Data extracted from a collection
•••••

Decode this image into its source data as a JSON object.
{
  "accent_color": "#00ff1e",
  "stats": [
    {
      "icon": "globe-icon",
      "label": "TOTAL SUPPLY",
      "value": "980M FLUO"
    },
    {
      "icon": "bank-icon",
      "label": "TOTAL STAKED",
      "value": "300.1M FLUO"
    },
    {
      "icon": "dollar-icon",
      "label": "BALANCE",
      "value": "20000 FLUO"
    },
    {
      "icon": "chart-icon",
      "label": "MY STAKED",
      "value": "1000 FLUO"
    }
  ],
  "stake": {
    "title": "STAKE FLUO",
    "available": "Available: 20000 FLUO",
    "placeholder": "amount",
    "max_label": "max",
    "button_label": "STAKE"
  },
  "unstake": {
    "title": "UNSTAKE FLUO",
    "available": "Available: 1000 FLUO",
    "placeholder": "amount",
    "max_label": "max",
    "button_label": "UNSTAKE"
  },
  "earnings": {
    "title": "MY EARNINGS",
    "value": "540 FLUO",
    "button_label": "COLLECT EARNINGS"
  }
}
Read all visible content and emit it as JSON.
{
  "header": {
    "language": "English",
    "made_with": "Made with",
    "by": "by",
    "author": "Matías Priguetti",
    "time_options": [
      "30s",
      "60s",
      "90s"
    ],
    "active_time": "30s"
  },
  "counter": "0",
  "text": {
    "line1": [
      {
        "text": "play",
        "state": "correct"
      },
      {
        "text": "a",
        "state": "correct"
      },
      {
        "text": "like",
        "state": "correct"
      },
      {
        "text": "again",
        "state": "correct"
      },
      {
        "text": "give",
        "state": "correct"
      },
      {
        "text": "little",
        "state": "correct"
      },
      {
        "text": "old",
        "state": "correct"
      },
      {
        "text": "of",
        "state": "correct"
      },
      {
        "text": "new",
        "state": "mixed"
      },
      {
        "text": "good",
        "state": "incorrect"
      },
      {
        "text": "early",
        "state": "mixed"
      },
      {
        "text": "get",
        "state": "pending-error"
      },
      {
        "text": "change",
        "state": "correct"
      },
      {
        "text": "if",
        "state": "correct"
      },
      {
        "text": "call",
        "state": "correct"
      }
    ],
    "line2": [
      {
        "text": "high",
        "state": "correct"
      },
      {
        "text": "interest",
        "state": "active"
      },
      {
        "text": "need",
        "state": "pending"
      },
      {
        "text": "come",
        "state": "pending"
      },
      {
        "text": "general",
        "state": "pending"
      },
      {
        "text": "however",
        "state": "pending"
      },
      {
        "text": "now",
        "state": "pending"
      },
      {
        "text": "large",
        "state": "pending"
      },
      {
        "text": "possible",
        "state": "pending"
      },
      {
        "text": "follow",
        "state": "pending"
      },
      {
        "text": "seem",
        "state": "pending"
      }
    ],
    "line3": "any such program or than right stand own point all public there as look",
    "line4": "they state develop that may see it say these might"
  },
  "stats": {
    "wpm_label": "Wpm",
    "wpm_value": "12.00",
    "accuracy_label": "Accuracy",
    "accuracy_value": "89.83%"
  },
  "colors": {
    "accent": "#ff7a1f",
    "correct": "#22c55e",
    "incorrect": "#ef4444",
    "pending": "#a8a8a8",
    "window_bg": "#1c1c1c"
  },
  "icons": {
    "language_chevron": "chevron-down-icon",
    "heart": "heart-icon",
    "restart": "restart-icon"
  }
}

•••••

Directive » Provide only the number of lines in the entries that hold the word "JSON".

Solution to this task » 2